AIM >>
Copy out all of the material, matching it word for word.

Collected data:
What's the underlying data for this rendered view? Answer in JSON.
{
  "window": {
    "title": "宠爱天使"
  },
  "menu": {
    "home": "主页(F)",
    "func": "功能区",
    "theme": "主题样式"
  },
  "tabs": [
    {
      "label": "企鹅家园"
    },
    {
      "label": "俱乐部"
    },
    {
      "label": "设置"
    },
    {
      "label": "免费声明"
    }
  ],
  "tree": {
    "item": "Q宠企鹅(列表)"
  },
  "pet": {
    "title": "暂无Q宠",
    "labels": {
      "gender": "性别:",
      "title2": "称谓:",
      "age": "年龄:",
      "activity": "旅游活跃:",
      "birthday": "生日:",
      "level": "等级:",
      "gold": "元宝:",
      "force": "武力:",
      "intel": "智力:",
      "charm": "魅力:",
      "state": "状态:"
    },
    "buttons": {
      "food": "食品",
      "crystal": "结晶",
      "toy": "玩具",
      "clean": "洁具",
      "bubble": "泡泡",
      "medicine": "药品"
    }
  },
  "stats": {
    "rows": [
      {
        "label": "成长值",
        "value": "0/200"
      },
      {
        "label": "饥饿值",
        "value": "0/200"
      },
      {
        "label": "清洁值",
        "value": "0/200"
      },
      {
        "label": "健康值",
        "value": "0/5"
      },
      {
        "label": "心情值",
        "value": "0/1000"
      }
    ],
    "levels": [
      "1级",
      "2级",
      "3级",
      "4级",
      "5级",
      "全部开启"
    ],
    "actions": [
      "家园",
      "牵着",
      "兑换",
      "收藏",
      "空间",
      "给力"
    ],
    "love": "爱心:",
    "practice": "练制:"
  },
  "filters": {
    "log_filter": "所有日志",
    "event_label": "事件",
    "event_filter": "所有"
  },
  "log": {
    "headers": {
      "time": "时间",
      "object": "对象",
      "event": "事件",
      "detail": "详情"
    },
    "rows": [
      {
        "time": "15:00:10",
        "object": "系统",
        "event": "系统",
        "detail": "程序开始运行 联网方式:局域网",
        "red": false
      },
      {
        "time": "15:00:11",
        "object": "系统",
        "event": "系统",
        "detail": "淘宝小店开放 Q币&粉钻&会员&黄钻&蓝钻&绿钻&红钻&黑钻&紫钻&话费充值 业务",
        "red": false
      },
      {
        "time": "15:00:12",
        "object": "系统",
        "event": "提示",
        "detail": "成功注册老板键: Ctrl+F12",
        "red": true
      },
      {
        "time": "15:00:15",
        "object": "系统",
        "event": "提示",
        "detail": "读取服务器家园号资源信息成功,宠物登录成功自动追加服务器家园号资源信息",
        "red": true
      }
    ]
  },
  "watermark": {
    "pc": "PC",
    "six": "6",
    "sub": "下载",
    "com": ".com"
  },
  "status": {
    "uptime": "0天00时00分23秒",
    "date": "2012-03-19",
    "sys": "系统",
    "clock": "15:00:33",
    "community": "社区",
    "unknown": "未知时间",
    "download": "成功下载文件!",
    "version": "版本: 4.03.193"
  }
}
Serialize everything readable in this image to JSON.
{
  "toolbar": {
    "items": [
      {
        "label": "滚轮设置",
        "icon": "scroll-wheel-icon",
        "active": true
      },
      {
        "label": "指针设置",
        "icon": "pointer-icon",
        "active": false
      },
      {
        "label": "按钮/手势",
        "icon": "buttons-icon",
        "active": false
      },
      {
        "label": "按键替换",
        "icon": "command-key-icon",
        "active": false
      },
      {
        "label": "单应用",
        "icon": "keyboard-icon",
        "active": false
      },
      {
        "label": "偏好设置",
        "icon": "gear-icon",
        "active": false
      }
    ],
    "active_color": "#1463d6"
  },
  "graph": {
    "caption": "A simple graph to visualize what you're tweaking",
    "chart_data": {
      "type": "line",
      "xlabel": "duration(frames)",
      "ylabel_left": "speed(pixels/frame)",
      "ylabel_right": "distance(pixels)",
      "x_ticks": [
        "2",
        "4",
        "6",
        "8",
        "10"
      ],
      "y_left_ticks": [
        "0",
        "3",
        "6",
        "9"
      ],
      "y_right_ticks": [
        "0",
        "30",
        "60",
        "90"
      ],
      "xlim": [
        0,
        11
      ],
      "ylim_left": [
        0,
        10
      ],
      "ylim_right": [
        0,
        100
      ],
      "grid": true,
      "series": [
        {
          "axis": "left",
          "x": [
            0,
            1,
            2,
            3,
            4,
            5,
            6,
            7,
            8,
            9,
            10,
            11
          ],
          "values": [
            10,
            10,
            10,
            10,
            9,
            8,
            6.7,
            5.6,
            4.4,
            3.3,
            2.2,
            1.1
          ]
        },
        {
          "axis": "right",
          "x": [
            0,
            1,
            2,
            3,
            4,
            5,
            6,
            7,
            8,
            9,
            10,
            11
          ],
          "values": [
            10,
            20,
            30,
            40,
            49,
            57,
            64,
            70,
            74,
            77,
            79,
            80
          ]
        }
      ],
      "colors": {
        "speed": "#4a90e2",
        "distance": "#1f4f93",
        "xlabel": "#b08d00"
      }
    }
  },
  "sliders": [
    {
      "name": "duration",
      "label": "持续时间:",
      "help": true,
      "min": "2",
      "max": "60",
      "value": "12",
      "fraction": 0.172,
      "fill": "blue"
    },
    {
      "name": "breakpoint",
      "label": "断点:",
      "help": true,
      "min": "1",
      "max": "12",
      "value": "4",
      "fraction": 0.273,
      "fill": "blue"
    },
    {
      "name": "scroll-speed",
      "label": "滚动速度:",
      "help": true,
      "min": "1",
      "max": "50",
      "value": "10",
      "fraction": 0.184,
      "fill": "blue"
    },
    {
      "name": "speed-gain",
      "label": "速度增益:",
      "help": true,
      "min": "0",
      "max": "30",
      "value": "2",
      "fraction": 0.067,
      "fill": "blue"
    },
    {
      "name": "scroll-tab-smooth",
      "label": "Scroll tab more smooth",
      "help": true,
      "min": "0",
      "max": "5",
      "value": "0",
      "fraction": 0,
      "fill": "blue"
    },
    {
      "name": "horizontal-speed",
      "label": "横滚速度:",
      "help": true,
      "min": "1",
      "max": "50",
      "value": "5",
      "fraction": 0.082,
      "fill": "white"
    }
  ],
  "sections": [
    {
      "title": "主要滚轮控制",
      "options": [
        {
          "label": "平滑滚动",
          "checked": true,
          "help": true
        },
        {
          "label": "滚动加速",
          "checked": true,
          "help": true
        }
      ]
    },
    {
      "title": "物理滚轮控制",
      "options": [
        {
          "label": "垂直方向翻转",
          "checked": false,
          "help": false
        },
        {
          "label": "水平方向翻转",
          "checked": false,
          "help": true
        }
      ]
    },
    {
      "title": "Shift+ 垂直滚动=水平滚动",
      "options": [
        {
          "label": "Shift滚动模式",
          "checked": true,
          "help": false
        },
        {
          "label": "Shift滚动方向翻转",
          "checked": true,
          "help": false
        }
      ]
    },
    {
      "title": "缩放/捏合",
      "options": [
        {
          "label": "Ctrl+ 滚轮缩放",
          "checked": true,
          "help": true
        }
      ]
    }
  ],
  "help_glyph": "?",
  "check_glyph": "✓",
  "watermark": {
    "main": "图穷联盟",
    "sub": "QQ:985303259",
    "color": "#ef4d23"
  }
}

CORRECT OUTPUT >>
What's the underlying data for this rendered view? Answer in JSON.
{
  "window": {
    "title": "宠爱天使"
  },
  "menu": {
    "home": "主页(F)",
    "func": "功能区",
    "theme": "主题样式"
  },
  "tabs": [
    {
      "label": "企鹅家园"
    },
    {
      "label": "俱乐部"
    },
    {
      "label": "设置"
    },
    {
      "label": "免费声明"
    }
  ],
  "tree": {
    "item": "Q宠企鹅(列表)"
  },
  "pet": {
    "title": "暂无Q宠",
    "labels": {
      "gender": "性别:",
      "title2": "称谓:",
      "age": "年龄:",
      "activity": "旅游活跃:",
      "birthday": "生日:",
      "level": "等级:",
      "gold": "元宝:",
      "force": "武力:",
      "intel": "智力:",
      "charm": "魅力:",
      "state": "状态:"
    },
    "buttons": {
      "food": "食品",
      "crystal": "结晶",
      "toy": "玩具",
      "clean": "洁具",
      "bubble": "泡泡",
      "medicine": "药品"
    }
  },
  "stats": {
    "rows": [
      {
        "label": "成长值",
        "value": "0/200"
      },
      {
        "label": "饥饿值",
        "value": "0/200"
      },
      {
        "label": "清洁值",
        "value": "0/200"
      },
      {
        "label": "健康值",
        "value": "0/5"
      },
      {
        "label": "心情值",
        "value": "0/1000"
      }
    ],
    "levels": [
      "1级",
      "2级",
      "3级",
      "4级",
      "5级",
      "全部开启"
    ],
    "actions": [
      "家园",
      "牵着",
      "兑换",
      "收藏",
      "空间",
      "给力"
    ],
    "love": "爱心:",
    "practice": "练制:"
  },
  "filters": {
    "log_filter": "所有日志",
    "event_label": "事件",
    "event_filter": "所有"
  },
  "log": {
    "headers": {
      "time": "时间",
      "object": "对象",
      "event": "事件",
      "detail": "详情"
    },
    "rows": [
      {
        "time": "15:00:10",
        "object": "系统",
        "event": "系统",
        "detail": "程序开始运行 联网方式:局域网",
        "red": false
      },
      {
        "time": "15:00:11",
        "object": "系统",
        "event": "系统",
        "detail": "淘宝小店开放 Q币&粉钻&会员&黄钻&蓝钻&绿钻&红钻&黑钻&紫钻&话费充值 业务",
        "red": false
      },
      {
        "time": "15:00:12",
        "object": "系统",
        "event": "提示",
        "detail": "成功注册老板键: Ctrl+F12",
        "red": true
      },
      {
        "time": "15:00:15",
        "object": "系统",
        "event": "提示",
        "detail": "读取服务器家园号资源信息成功,宠物登录成功自动追加服务器家园号资源信息",
        "red": true
      }
    ]
  },
  "watermark": {
    "pc": "PC",
    "six": "6",
    "sub": "下载",
    "com": ".com"
  },
  "status": {
    "uptime": "0天00时00分23秒",
    "date": "2012-03-19",
    "sys": "系统",
    "clock": "15:00:33",
    "community": "社区",
    "unknown": "未知时间",
    "download": "成功下载文件!",
    "version": "版本: 4.03.193"
  }
}
Serialize everything readable in this image to JSON.
{
  "toolbar": {
    "items": [
      {
        "label": "滚轮设置",
        "icon": "scroll-wheel-icon",
        "active": true
      },
      {
        "label": "指针设置",
        "icon": "pointer-icon",
        "active": false
      },
      {
        "label": "按钮/手势",
        "icon": "buttons-icon",
        "active": false
      },
      {
        "label": "按键替换",
        "icon": "command-key-icon",
        "active": false
      },
      {
        "label": "单应用",
        "icon": "keyboard-icon",
        "active": false
      },
      {
        "label": "偏好设置",
        "icon": "gear-icon",
        "active": false
      }
    ],
    "active_color": "#1463d6"
  },
  "graph": {
    "caption": "A simple graph to visualize what you're tweaking",
    "chart_data": {
      "type": "line",
      "xlabel": "duration(frames)",
      "ylabel_left": "speed(pixels/frame)",
      "ylabel_right": "distance(pixels)",
      "x_ticks": [
        "2",
        "4",
        "6",
        "8",
        "10"
      ],
      "y_left_ticks": [
        "0",
        "3",
        "6",
        "9"
      ],
      "y_right_ticks": [
        "0",
        "30",
        "60",
        "90"
      ],
      "xlim": [
        0,
        11
      ],
      "ylim_left": [
        0,
        10
      ],
      "ylim_right": [
        0,
        100
      ],
      "grid": true,
      "series": [
        {
          "axis": "left",
          "x": [
            0,
            1,
            2,
            3,
            4,
            5,
            6,
            7,
            8,
            9,
            10,
            11
          ],
          "values": [
            10,
            10,
            10,
            10,
            9,
            8,
            6.7,
            5.6,
            4.4,
            3.3,
            2.2,
            1.1
          ]
        },
        {
          "axis": "right",
          "x": [
            0,
            1,
            2,
            3,
            4,
            5,
            6,
            7,
            8,
            9,
            10,
            11
          ],
          "values": [
            10,
            20,
            30,
            40,
            49,
            57,
            64,
            70,
            74,
            77,
            79,
            80
          ]
        }
      ],
      "colors": {
        "speed": "#4a90e2",
        "distance": "#1f4f93",
        "xlabel": "#b08d00"
      }
    }
  },
  "sliders": [
    {
      "name": "duration",
      "label": "持续时间:",
      "help": true,
      "min": "2",
      "max": "60",
      "value": "12",
      "fraction": 0.172,
      "fill": "blue"
    },
    {
      "name": "breakpoint",
      "label": "断点:",
      "help": true,
      "min": "1",
      "max": "12",
      "value": "4",
      "fraction": 0.273,
      "fill": "blue"
    },
    {
      "name": "scroll-speed",
      "label": "滚动速度:",
      "help": true,
      "min": "1",
      "max": "50",
      "value": "10",
      "fraction": 0.184,
      "fill": "blue"
    },
    {
      "name": "speed-gain",
      "label": "速度增益:",
      "help": true,
      "min": "0",
      "max": "30",
      "value": "2",
      "fraction": 0.067,
      "fill": "blue"
    },
    {
      "name": "scroll-tab-smooth",
      "label": "Scroll tab more smooth",
      "help": true,
      "min": "0",
      "max": "5",
      "value": "0",
      "fraction": 0,
      "fill": "blue"
    },
    {
      "name": "horizontal-speed",
      "label": "横滚速度:",
      "help": true,
      "min": "1",
      "max": "50",
      "value": "5",
      "fraction": 0.082,
      "fill": "white"
    }
  ],
  "sections": [
    {
      "title": "主要滚轮控制",
      "options": [
        {
          "label": "平滑滚动",
          "checked": true,
          "help": true
        },
        {
          "label": "滚动加速",
          "checked": true,
          "help": true
        }
      ]
    },
    {
      "title": "物理滚轮控制",
      "options": [
        {
          "label": "垂直方向翻转",
          "checked": false,
          "help": false
        },
        {
          "label": "水平方向翻转",
          "checked": false,
          "help": true
        }
      ]
    },
    {
      "title": "Shift+ 垂直滚动=水平滚动",
      "options": [
        {
          "label": "Shift滚动模式",
          "checked": true,
          "help": false
        },
        {
          "label": "Shift滚动方向翻转",
          "checked": true,
          "help": false
        }
      ]
    },
    {
      "title": "缩放/捏合",
      "options": [
        {
          "label": "Ctrl+ 滚轮缩放",
          "checked": true,
          "help": true
        }
      ]
    }
  ],
  "help_glyph": "?",
  "check_glyph": "✓",
  "watermark": {
    "main": "图穷联盟",
    "sub": "QQ:985303259",
    "color": "#ef4d23"
  }
}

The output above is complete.